Extracts from a graphics dataset:
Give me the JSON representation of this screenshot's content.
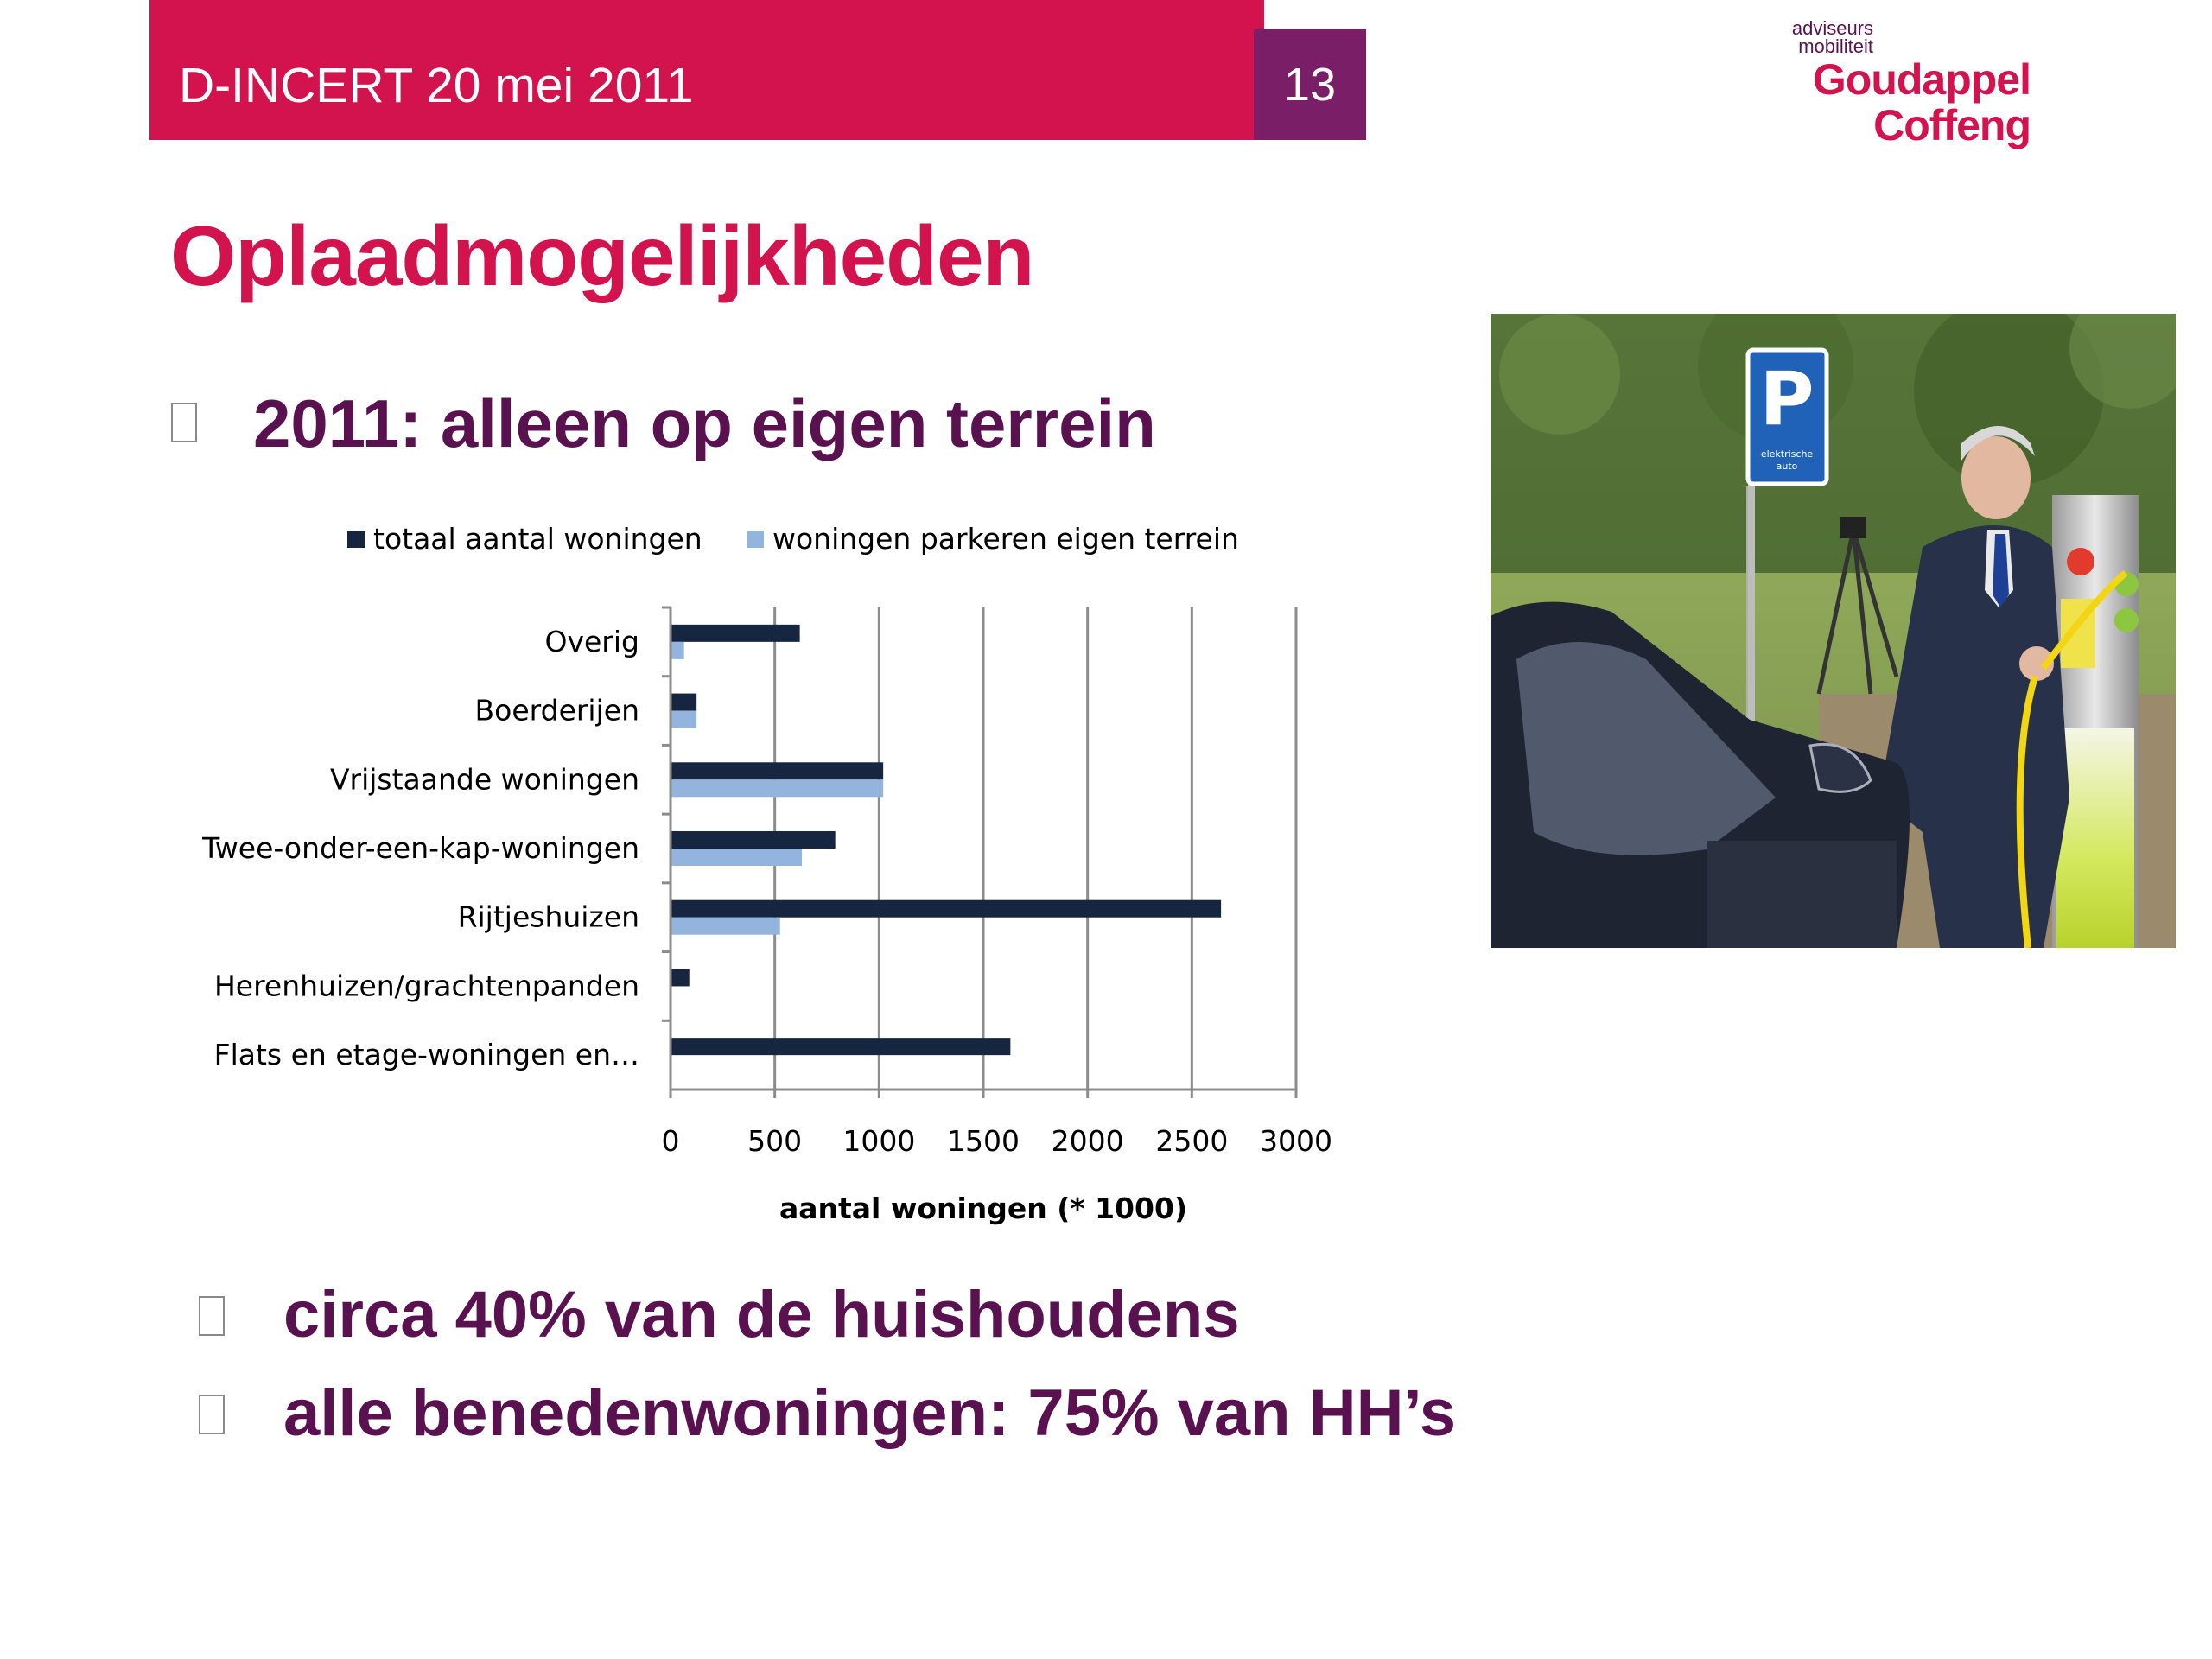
{
  "header": {
    "title": "D-INCERT 20 mei 2011",
    "page_number": "13",
    "bar_color": "#d2134d",
    "page_color": "#7a1e67"
  },
  "logo": {
    "tagline_1": "adviseurs",
    "tagline_2": "mobiliteit",
    "name_1": "Goudappel",
    "name_2": "Coffeng"
  },
  "slide": {
    "title": "Oplaadmogelijkheden",
    "bullet_1": "2011: alleen op eigen terrein",
    "bullet_2": "circa 40% van de huishoudens",
    "bullet_3": "alle benedenwoningen: 75% van HH’s"
  },
  "photo": {
    "sign_letter": "P",
    "sign_caption_1": "elektrische",
    "sign_caption_2": "auto"
  },
  "chart_data": {
    "type": "bar",
    "orientation": "horizontal",
    "categories": [
      "Overig",
      "Boerderijen",
      "Vrijstaande woningen",
      "Twee-onder-een-kap-woningen",
      "Rijtjeshuizen",
      "Herenhuizen/grachtenpanden",
      "Flats en etage-woningen en…"
    ],
    "series": [
      {
        "name": "totaal aantal woningen",
        "color": "#172640",
        "values": [
          620,
          125,
          1020,
          790,
          2640,
          90,
          1630
        ]
      },
      {
        "name": "woningen parkeren eigen terrein",
        "color": "#93b4dd",
        "values": [
          65,
          125,
          1020,
          630,
          525,
          0,
          0
        ]
      }
    ],
    "xlabel": "aantal woningen (* 1000)",
    "ylabel": "",
    "xlim": [
      0,
      3000
    ],
    "ticks": [
      "0",
      "500",
      "1000",
      "1500",
      "2000",
      "2500",
      "3000"
    ],
    "grid": true,
    "legend": "top"
  }
}
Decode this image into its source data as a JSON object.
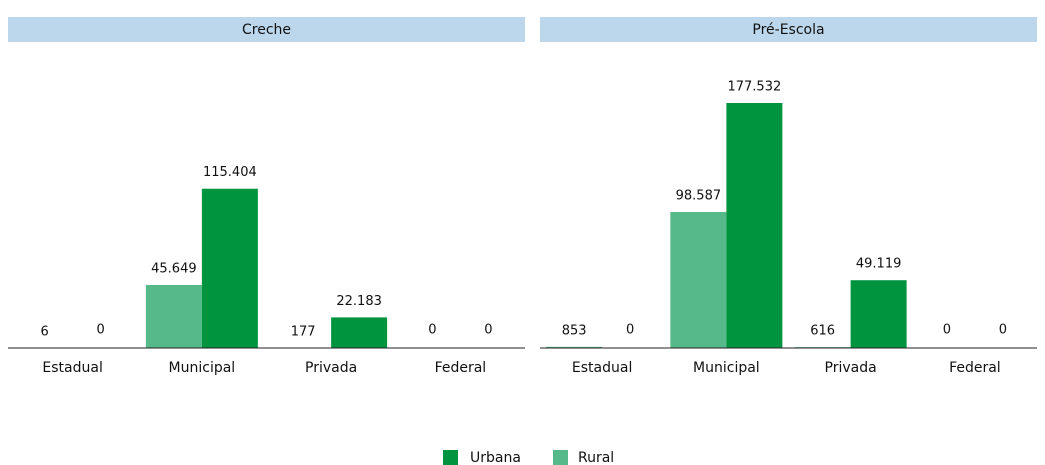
{
  "chart_data": [
    {
      "type": "bar",
      "title": "Creche",
      "categories": [
        "Estadual",
        "Municipal",
        "Privada",
        "Federal"
      ],
      "series": [
        {
          "name": "Urbana",
          "color": "#00943f",
          "values": [
            0,
            115404,
            22183,
            0
          ],
          "value_labels": [
            "0",
            "115.404",
            "22.183",
            "0"
          ]
        },
        {
          "name": "Rural",
          "color": "#55b98a",
          "values": [
            6,
            45649,
            177,
            0
          ],
          "value_labels": [
            "6",
            "45.649",
            "177",
            "0"
          ]
        }
      ]
    },
    {
      "type": "bar",
      "title": "Pré-Escola",
      "categories": [
        "Estadual",
        "Municipal",
        "Privada",
        "Federal"
      ],
      "series": [
        {
          "color": "#00943f",
          "values": [
            0,
            177532,
            49119,
            0
          ],
          "value_labels": [
            "0",
            "177.532",
            "49.119",
            "0"
          ]
        },
        {
          "color": "#55b98a",
          "values": [
            853,
            98587,
            616,
            0
          ],
          "value_labels": [
            "853",
            "98.587",
            "616",
            "0"
          ]
        }
      ]
    }
  ]
}
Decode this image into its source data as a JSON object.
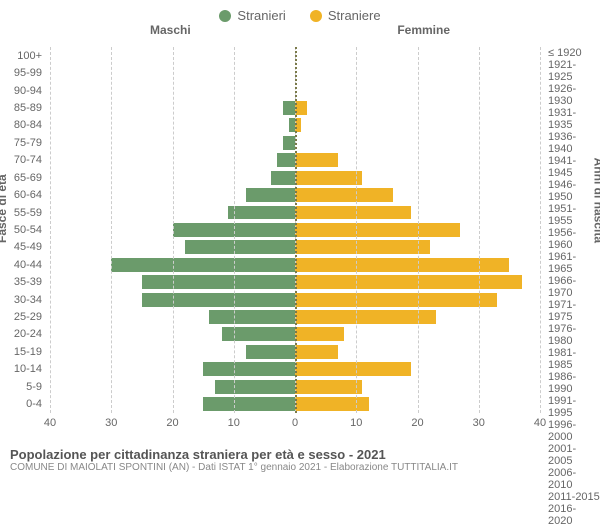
{
  "chart": {
    "type": "population-pyramid",
    "legend": {
      "male": {
        "label": "Stranieri",
        "color": "#6b9b6b"
      },
      "female": {
        "label": "Straniere",
        "color": "#f0b326"
      }
    },
    "column_titles": {
      "left": "Maschi",
      "right": "Femmine"
    },
    "axis_titles": {
      "left": "Fasce di età",
      "right": "Anni di nascita"
    },
    "x_max": 40,
    "x_ticks": [
      40,
      30,
      20,
      10,
      0,
      10,
      20,
      30,
      40
    ],
    "grid_color": "#cccccc",
    "center_line_color": "#7a7a4a",
    "background_color": "#ffffff",
    "tick_font_color": "#666666",
    "bins": [
      {
        "age": "100+",
        "birth": "≤ 1920",
        "m": 0,
        "f": 0
      },
      {
        "age": "95-99",
        "birth": "1921-1925",
        "m": 0,
        "f": 0
      },
      {
        "age": "90-94",
        "birth": "1926-1930",
        "m": 0,
        "f": 0
      },
      {
        "age": "85-89",
        "birth": "1931-1935",
        "m": 2,
        "f": 2
      },
      {
        "age": "80-84",
        "birth": "1936-1940",
        "m": 1,
        "f": 1
      },
      {
        "age": "75-79",
        "birth": "1941-1945",
        "m": 2,
        "f": 0
      },
      {
        "age": "70-74",
        "birth": "1946-1950",
        "m": 3,
        "f": 7
      },
      {
        "age": "65-69",
        "birth": "1951-1955",
        "m": 4,
        "f": 11
      },
      {
        "age": "60-64",
        "birth": "1956-1960",
        "m": 8,
        "f": 16
      },
      {
        "age": "55-59",
        "birth": "1961-1965",
        "m": 11,
        "f": 19
      },
      {
        "age": "50-54",
        "birth": "1966-1970",
        "m": 20,
        "f": 27
      },
      {
        "age": "45-49",
        "birth": "1971-1975",
        "m": 18,
        "f": 22
      },
      {
        "age": "40-44",
        "birth": "1976-1980",
        "m": 30,
        "f": 35
      },
      {
        "age": "35-39",
        "birth": "1981-1985",
        "m": 25,
        "f": 37
      },
      {
        "age": "30-34",
        "birth": "1986-1990",
        "m": 25,
        "f": 33
      },
      {
        "age": "25-29",
        "birth": "1991-1995",
        "m": 14,
        "f": 23
      },
      {
        "age": "20-24",
        "birth": "1996-2000",
        "m": 12,
        "f": 8
      },
      {
        "age": "15-19",
        "birth": "2001-2005",
        "m": 8,
        "f": 7
      },
      {
        "age": "10-14",
        "birth": "2006-2010",
        "m": 15,
        "f": 19
      },
      {
        "age": "5-9",
        "birth": "2011-2015",
        "m": 13,
        "f": 11
      },
      {
        "age": "0-4",
        "birth": "2016-2020",
        "m": 15,
        "f": 12
      }
    ]
  },
  "footer": {
    "title": "Popolazione per cittadinanza straniera per età e sesso - 2021",
    "subtitle": "COMUNE DI MAIOLATI SPONTINI (AN) - Dati ISTAT 1° gennaio 2021 - Elaborazione TUTTITALIA.IT"
  }
}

▶ **Task requirements**:
Reproduce every entry word for word, but omit the pictures.

▶ **Exercise result**:
Give me the JSON representation of this screenshot's content.
{
  "header": {
    "title": "D-INCERT 20 mei 2011",
    "page_number": "13",
    "bar_color": "#d2134d",
    "page_color": "#7a1e67"
  },
  "logo": {
    "tagline_1": "adviseurs",
    "tagline_2": "mobiliteit",
    "name_1": "Goudappel",
    "name_2": "Coffeng"
  },
  "slide": {
    "title": "Oplaadmogelijkheden",
    "bullet_1": "2011: alleen op eigen terrein",
    "bullet_2": "circa 40% van de huishoudens",
    "bullet_3": "alle benedenwoningen: 75% van HH’s"
  },
  "photo": {
    "sign_letter": "P",
    "sign_caption_1": "elektrische",
    "sign_caption_2": "auto"
  },
  "chart_data": {
    "type": "bar",
    "orientation": "horizontal",
    "categories": [
      "Overig",
      "Boerderijen",
      "Vrijstaande woningen",
      "Twee-onder-een-kap-woningen",
      "Rijtjeshuizen",
      "Herenhuizen/grachtenpanden",
      "Flats en etage-woningen en…"
    ],
    "series": [
      {
        "name": "totaal aantal woningen",
        "color": "#172640",
        "values": [
          620,
          125,
          1020,
          790,
          2640,
          90,
          1630
        ]
      },
      {
        "name": "woningen parkeren eigen terrein",
        "color": "#93b4dd",
        "values": [
          65,
          125,
          1020,
          630,
          525,
          0,
          0
        ]
      }
    ],
    "xlabel": "aantal woningen (* 1000)",
    "ylabel": "",
    "xlim": [
      0,
      3000
    ],
    "ticks": [
      "0",
      "500",
      "1000",
      "1500",
      "2000",
      "2500",
      "3000"
    ],
    "grid": true,
    "legend": "top"
  }
}
Decode this image into its source data as a JSON object.
{
  "chart_data": [
    {
      "type": "bar",
      "title": "Creche",
      "categories": [
        "Estadual",
        "Municipal",
        "Privada",
        "Federal"
      ],
      "series": [
        {
          "name": "Urbana",
          "color": "#00943f",
          "values": [
            0,
            115404,
            22183,
            0
          ],
          "value_labels": [
            "0",
            "115.404",
            "22.183",
            "0"
          ]
        },
        {
          "name": "Rural",
          "color": "#55b98a",
          "values": [
            6,
            45649,
            177,
            0
          ],
          "value_labels": [
            "6",
            "45.649",
            "177",
            "0"
          ]
        }
      ]
    },
    {
      "type": "bar",
      "title": "Pré-Escola",
      "categories": [
        "Estadual",
        "Municipal",
        "Privada",
        "Federal"
      ],
      "series": [
        {
          "color": "#00943f",
          "values": [
            0,
            177532,
            49119,
            0
          ],
          "value_labels": [
            "0",
            "177.532",
            "49.119",
            "0"
          ]
        },
        {
          "color": "#55b98a",
          "values": [
            853,
            98587,
            616,
            0
          ],
          "value_labels": [
            "853",
            "98.587",
            "616",
            "0"
          ]
        }
      ]
    }
  ]
}
Decode this image into its source data as a JSON object.
{
  "chart": {
    "type": "population-pyramid",
    "legend": {
      "male": {
        "label": "Stranieri",
        "color": "#6b9b6b"
      },
      "female": {
        "label": "Straniere",
        "color": "#f0b326"
      }
    },
    "column_titles": {
      "left": "Maschi",
      "right": "Femmine"
    },
    "axis_titles": {
      "left": "Fasce di età",
      "right": "Anni di nascita"
    },
    "x_max": 40,
    "x_ticks": [
      40,
      30,
      20,
      10,
      0,
      10,
      20,
      30,
      40
    ],
    "grid_color": "#cccccc",
    "center_line_color": "#7a7a4a",
    "background_color": "#ffffff",
    "tick_font_color": "#666666",
    "bins": [
      {
        "age": "100+",
        "birth": "≤ 1920",
        "m": 0,
        "f": 0
      },
      {
        "age": "95-99",
        "birth": "1921-1925",
        "m": 0,
        "f": 0
      },
      {
        "age": "90-94",
        "birth": "1926-1930",
        "m": 0,
        "f": 0
      },
      {
        "age": "85-89",
        "birth": "1931-1935",
        "m": 2,
        "f": 2
      },
      {
        "age": "80-84",
        "birth": "1936-1940",
        "m": 1,
        "f": 1
      },
      {
        "age": "75-79",
        "birth": "1941-1945",
        "m": 2,
        "f": 0
      },
      {
        "age": "70-74",
        "birth": "1946-1950",
        "m": 3,
        "f": 7
      },
      {
        "age": "65-69",
        "birth": "1951-1955",
        "m": 4,
        "f": 11
      },
      {
        "age": "60-64",
        "birth": "1956-1960",
        "m": 8,
        "f": 16
      },
      {
        "age": "55-59",
        "birth": "1961-1965",
        "m": 11,
        "f": 19
      },
      {
        "age": "50-54",
        "birth": "1966-1970",
        "m": 20,
        "f": 27
      },
      {
        "age": "45-49",
        "birth": "1971-1975",
        "m": 18,
        "f": 22
      },
      {
        "age": "40-44",
        "birth": "1976-1980",
        "m": 30,
        "f": 35
      },
      {
        "age": "35-39",
        "birth": "1981-1985",
        "m": 25,
        "f": 37
      },
      {
        "age": "30-34",
        "birth": "1986-1990",
        "m": 25,
        "f": 33
      },
      {
        "age": "25-29",
        "birth": "1991-1995",
        "m": 14,
        "f": 23
      },
      {
        "age": "20-24",
        "birth": "1996-2000",
        "m": 12,
        "f": 8
      },
      {
        "age": "15-19",
        "birth": "2001-2005",
        "m": 8,
        "f": 7
      },
      {
        "age": "10-14",
        "birth": "2006-2010",
        "m": 15,
        "f": 19
      },
      {
        "age": "5-9",
        "birth": "2011-2015",
        "m": 13,
        "f": 11
      },
      {
        "age": "0-4",
        "birth": "2016-2020",
        "m": 15,
        "f": 12
      }
    ]
  },
  "footer": {
    "title": "Popolazione per cittadinanza straniera per età e sesso - 2021",
    "subtitle": "COMUNE DI MAIOLATI SPONTINI (AN) - Dati ISTAT 1° gennaio 2021 - Elaborazione TUTTITALIA.IT"
  }
}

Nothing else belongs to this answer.